Work to complete >>
Copy every line that contains the string "center" from the entries below.
-------- Material provided --------
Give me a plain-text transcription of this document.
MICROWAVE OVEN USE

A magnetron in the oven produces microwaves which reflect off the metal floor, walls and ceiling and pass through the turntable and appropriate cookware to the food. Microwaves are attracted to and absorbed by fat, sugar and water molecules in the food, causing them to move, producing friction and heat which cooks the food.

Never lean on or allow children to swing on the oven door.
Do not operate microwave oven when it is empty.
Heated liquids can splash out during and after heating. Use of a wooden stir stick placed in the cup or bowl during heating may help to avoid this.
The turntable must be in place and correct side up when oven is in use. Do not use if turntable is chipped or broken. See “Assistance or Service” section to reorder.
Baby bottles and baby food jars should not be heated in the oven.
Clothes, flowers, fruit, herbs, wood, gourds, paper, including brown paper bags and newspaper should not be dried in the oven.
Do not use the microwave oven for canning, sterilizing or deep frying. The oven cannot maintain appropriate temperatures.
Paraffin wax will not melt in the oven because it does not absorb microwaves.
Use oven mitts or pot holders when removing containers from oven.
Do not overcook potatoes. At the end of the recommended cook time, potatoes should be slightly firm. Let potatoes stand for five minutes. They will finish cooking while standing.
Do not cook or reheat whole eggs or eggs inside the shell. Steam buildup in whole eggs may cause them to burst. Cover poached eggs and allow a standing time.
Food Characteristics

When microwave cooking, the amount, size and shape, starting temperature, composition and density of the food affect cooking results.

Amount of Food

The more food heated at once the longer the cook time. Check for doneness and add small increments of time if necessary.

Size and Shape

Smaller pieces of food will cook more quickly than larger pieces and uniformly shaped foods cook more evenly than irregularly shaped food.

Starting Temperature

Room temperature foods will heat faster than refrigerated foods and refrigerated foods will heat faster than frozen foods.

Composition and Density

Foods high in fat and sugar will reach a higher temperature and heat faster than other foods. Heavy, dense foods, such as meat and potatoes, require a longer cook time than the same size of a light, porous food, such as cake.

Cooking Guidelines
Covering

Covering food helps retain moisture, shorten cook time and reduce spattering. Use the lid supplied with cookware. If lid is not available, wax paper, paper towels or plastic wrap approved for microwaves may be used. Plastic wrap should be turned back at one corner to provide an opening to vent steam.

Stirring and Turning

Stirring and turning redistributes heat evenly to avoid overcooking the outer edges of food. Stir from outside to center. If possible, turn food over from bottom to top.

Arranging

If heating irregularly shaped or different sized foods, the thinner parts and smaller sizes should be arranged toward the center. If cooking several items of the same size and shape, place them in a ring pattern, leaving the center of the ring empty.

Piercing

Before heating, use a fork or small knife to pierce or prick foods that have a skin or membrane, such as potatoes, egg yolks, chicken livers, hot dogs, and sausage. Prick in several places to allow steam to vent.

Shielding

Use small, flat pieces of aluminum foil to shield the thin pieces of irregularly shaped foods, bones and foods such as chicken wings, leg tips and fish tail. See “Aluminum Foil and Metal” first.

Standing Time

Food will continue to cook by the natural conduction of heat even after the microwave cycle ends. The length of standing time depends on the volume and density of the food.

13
--------
Written reply >>
Stirring and turning redistributes heat evenly to avoid overcooking the outer edges of food. Stir from outside to center. If possible, turn food over from bottom to top.
If heating irregularly shaped or different sized foods, the thinner parts and smaller sizes should be arranged toward the center. If cooking several items of the same size and shape, place them in a ring pattern, leaving the center of the ring empty.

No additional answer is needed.